To be done.
Every line below that holds the string "投資中断の影響シミュレーション" should be copied out.

The records.
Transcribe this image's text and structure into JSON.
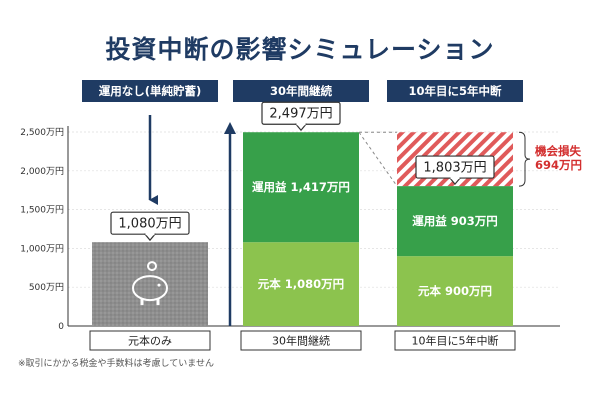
{
  "title": "投資中断の影響シミュレーション",
  "note": "※取引にかかる税金や手数料は考慮していません",
  "chart_data": {
    "type": "bar",
    "stacked": true,
    "title": "投資中断の影響シミュレーション",
    "ylim": [
      0,
      2500
    ],
    "y_ticks": [
      0,
      500,
      1000,
      1500,
      2000,
      2500
    ],
    "y_tick_labels": [
      "0",
      "500万円",
      "1,000万円",
      "1,500万円",
      "2,000万円",
      "2,500万円"
    ],
    "grid": true,
    "columns": [
      {
        "header": "運用なし(単純貯蓄)",
        "bottom_label": "元本のみ",
        "total_callout": "1,080万円",
        "segments": [
          {
            "value": 1080,
            "label": "",
            "color": "#8e8e8e",
            "pattern": "dots",
            "icon": "piggy-bank-icon"
          }
        ]
      },
      {
        "header": "30年間継続",
        "bottom_label": "30年間継続",
        "total_callout": "2,497万円",
        "segments": [
          {
            "value": 1080,
            "label": "元本 1,080万円",
            "color": "#8cc34e"
          },
          {
            "value": 1417,
            "label": "運用益 1,417万円",
            "color": "#37a04a"
          }
        ]
      },
      {
        "header": "10年目に5年中断",
        "bottom_label": "10年目に5年中断",
        "total_callout": "1,803万円",
        "segments": [
          {
            "value": 900,
            "label": "元本 900万円",
            "color": "#8cc34e"
          },
          {
            "value": 903,
            "label": "運用益 903万円",
            "color": "#37a04a"
          },
          {
            "value": 694,
            "label": "",
            "color": "#e05a5a",
            "pattern": "hatch"
          }
        ],
        "loss_label_1": "機会損失",
        "loss_label_2": "694万円"
      }
    ],
    "colors": {
      "header_bg": "#1f3b63",
      "axis": "#333333",
      "grid": "#dddddd",
      "loss_text": "#d32f2f"
    }
  }
}
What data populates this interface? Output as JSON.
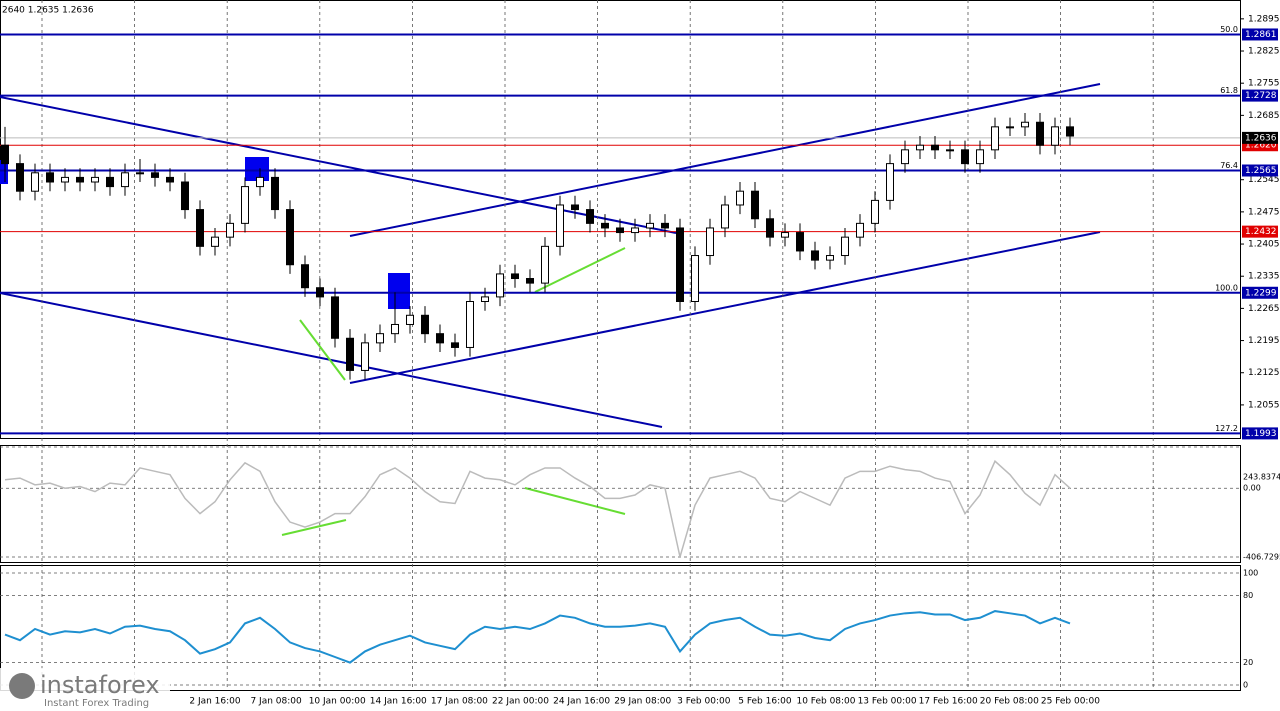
{
  "chart_data": {
    "type": "candlestick",
    "subtitle": "2640 1.2635 1.2636",
    "ylim": [
      1.1983,
      1.2936
    ],
    "yticks": [
      1.2895,
      1.2825,
      1.2755,
      1.2685,
      1.2545,
      1.2475,
      1.2405,
      1.2335,
      1.2265,
      1.2195,
      1.2125,
      1.2055
    ],
    "grid": true,
    "categories": [
      "2 Jan 16:00",
      "7 Jan 08:00",
      "10 Jan 00:00",
      "14 Jan 16:00",
      "17 Jan 08:00",
      "22 Jan 00:00",
      "24 Jan 16:00",
      "29 Jan 08:00",
      "3 Feb 00:00",
      "5 Feb 16:00",
      "10 Feb 08:00",
      "13 Feb 00:00",
      "17 Feb 16:00",
      "20 Feb 08:00",
      "25 Feb 00:00"
    ],
    "color_up": "#ffffff",
    "color_down": "#000000",
    "candles": [
      [
        1.262,
        1.266,
        1.254,
        1.258
      ],
      [
        1.258,
        1.26,
        1.25,
        1.252
      ],
      [
        1.252,
        1.258,
        1.25,
        1.256
      ],
      [
        1.256,
        1.258,
        1.252,
        1.254
      ],
      [
        1.254,
        1.257,
        1.252,
        1.255
      ],
      [
        1.255,
        1.257,
        1.252,
        1.254
      ],
      [
        1.254,
        1.257,
        1.252,
        1.255
      ],
      [
        1.255,
        1.257,
        1.251,
        1.253
      ],
      [
        1.253,
        1.258,
        1.251,
        1.256
      ],
      [
        1.256,
        1.259,
        1.254,
        1.256
      ],
      [
        1.256,
        1.258,
        1.253,
        1.255
      ],
      [
        1.255,
        1.257,
        1.252,
        1.254
      ],
      [
        1.254,
        1.256,
        1.246,
        1.248
      ],
      [
        1.248,
        1.25,
        1.238,
        1.24
      ],
      [
        1.24,
        1.244,
        1.238,
        1.242
      ],
      [
        1.242,
        1.247,
        1.24,
        1.245
      ],
      [
        1.245,
        1.255,
        1.243,
        1.253
      ],
      [
        1.253,
        1.257,
        1.251,
        1.255
      ],
      [
        1.255,
        1.257,
        1.246,
        1.248
      ],
      [
        1.248,
        1.25,
        1.234,
        1.236
      ],
      [
        1.236,
        1.238,
        1.229,
        1.231
      ],
      [
        1.231,
        1.233,
        1.227,
        1.229
      ],
      [
        1.229,
        1.231,
        1.218,
        1.22
      ],
      [
        1.22,
        1.222,
        1.211,
        1.213
      ],
      [
        1.213,
        1.221,
        1.211,
        1.219
      ],
      [
        1.219,
        1.223,
        1.217,
        1.221
      ],
      [
        1.221,
        1.23,
        1.219,
        1.223
      ],
      [
        1.223,
        1.227,
        1.221,
        1.225
      ],
      [
        1.225,
        1.227,
        1.219,
        1.221
      ],
      [
        1.221,
        1.223,
        1.217,
        1.219
      ],
      [
        1.219,
        1.221,
        1.216,
        1.218
      ],
      [
        1.218,
        1.23,
        1.216,
        1.228
      ],
      [
        1.228,
        1.231,
        1.226,
        1.229
      ],
      [
        1.229,
        1.236,
        1.227,
        1.234
      ],
      [
        1.234,
        1.236,
        1.231,
        1.233
      ],
      [
        1.233,
        1.235,
        1.23,
        1.232
      ],
      [
        1.232,
        1.242,
        1.23,
        1.24
      ],
      [
        1.24,
        1.251,
        1.238,
        1.249
      ],
      [
        1.249,
        1.251,
        1.246,
        1.248
      ],
      [
        1.248,
        1.25,
        1.243,
        1.245
      ],
      [
        1.245,
        1.247,
        1.242,
        1.244
      ],
      [
        1.244,
        1.246,
        1.241,
        1.243
      ],
      [
        1.243,
        1.246,
        1.241,
        1.244
      ],
      [
        1.244,
        1.247,
        1.242,
        1.245
      ],
      [
        1.245,
        1.247,
        1.242,
        1.244
      ],
      [
        1.244,
        1.246,
        1.226,
        1.228
      ],
      [
        1.228,
        1.24,
        1.226,
        1.238
      ],
      [
        1.238,
        1.246,
        1.236,
        1.244
      ],
      [
        1.244,
        1.251,
        1.242,
        1.249
      ],
      [
        1.249,
        1.254,
        1.247,
        1.252
      ],
      [
        1.252,
        1.254,
        1.244,
        1.246
      ],
      [
        1.246,
        1.248,
        1.24,
        1.242
      ],
      [
        1.242,
        1.245,
        1.24,
        1.243
      ],
      [
        1.243,
        1.245,
        1.237,
        1.239
      ],
      [
        1.239,
        1.241,
        1.235,
        1.237
      ],
      [
        1.237,
        1.24,
        1.235,
        1.238
      ],
      [
        1.238,
        1.244,
        1.236,
        1.242
      ],
      [
        1.242,
        1.247,
        1.24,
        1.245
      ],
      [
        1.245,
        1.252,
        1.243,
        1.25
      ],
      [
        1.25,
        1.26,
        1.248,
        1.258
      ],
      [
        1.258,
        1.263,
        1.256,
        1.261
      ],
      [
        1.261,
        1.264,
        1.259,
        1.262
      ],
      [
        1.262,
        1.264,
        1.259,
        1.261
      ],
      [
        1.261,
        1.263,
        1.259,
        1.261
      ],
      [
        1.261,
        1.263,
        1.256,
        1.258
      ],
      [
        1.258,
        1.263,
        1.256,
        1.261
      ],
      [
        1.261,
        1.268,
        1.259,
        1.266
      ],
      [
        1.266,
        1.268,
        1.264,
        1.266
      ],
      [
        1.266,
        1.269,
        1.264,
        1.267
      ],
      [
        1.267,
        1.269,
        1.26,
        1.262
      ],
      [
        1.262,
        1.268,
        1.26,
        1.266
      ],
      [
        1.266,
        1.268,
        1.262,
        1.264
      ]
    ],
    "levels": [
      {
        "name": "50.0",
        "price": 1.2861,
        "color": "#0000aa"
      },
      {
        "name": "61.8",
        "price": 1.2728,
        "color": "#0000aa"
      },
      {
        "name": "76.4",
        "price": 1.2565,
        "color": "#0000aa"
      },
      {
        "name": "100.0",
        "price": 1.2299,
        "color": "#0000aa"
      },
      {
        "name": "127.2",
        "price": 1.1993,
        "color": "#0000aa"
      }
    ],
    "lines": [
      {
        "price": {
          "value": 1.262,
          "label": "1.2620"
        },
        "color": "#e00000"
      },
      {
        "price": 1.2432,
        "color": "#e00000"
      }
    ],
    "current_price": 1.2636,
    "indicators": [
      {
        "type": "line",
        "color": "#bbbbbb",
        "ylim": [
          -406.7295,
          243.8374
        ],
        "yticks": [
          243.8374,
          {
            "value": 0,
            "label": "0.00"
          },
          -406.7295
        ],
        "values": [
          50,
          60,
          20,
          30,
          0,
          10,
          -20,
          30,
          20,
          120,
          100,
          80,
          -60,
          -150,
          -80,
          50,
          150,
          100,
          -80,
          -200,
          -230,
          -200,
          -150,
          -150,
          -50,
          80,
          120,
          60,
          -20,
          -80,
          -90,
          100,
          60,
          50,
          20,
          80,
          120,
          120,
          60,
          10,
          -60,
          -60,
          -40,
          20,
          0,
          -406,
          -100,
          60,
          80,
          100,
          60,
          -60,
          -80,
          -20,
          -60,
          -100,
          60,
          100,
          100,
          130,
          110,
          100,
          60,
          40,
          -150,
          -40,
          160,
          80,
          -30,
          -100,
          80,
          0
        ]
      },
      {
        "type": "line",
        "color": "#1e8fd0",
        "ylim": [
          0,
          100
        ],
        "yticks": [
          100,
          80,
          20,
          0
        ],
        "values": [
          45,
          40,
          50,
          45,
          48,
          47,
          50,
          46,
          52,
          53,
          50,
          48,
          40,
          28,
          32,
          38,
          55,
          60,
          50,
          38,
          33,
          30,
          25,
          20,
          30,
          36,
          40,
          44,
          38,
          35,
          32,
          45,
          52,
          50,
          52,
          50,
          55,
          62,
          60,
          55,
          52,
          52,
          53,
          55,
          52,
          30,
          45,
          55,
          58,
          60,
          52,
          45,
          44,
          46,
          42,
          40,
          50,
          55,
          58,
          62,
          64,
          65,
          63,
          63,
          58,
          60,
          66,
          64,
          62,
          55,
          60,
          55
        ]
      }
    ]
  },
  "logo": {
    "name": "instaforex",
    "tagline": "Instant Forex Trading"
  }
}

Full answer.
  "title": "投資中断の影響シミュレーション",
    "title": "投資中断の影響シミュレーション",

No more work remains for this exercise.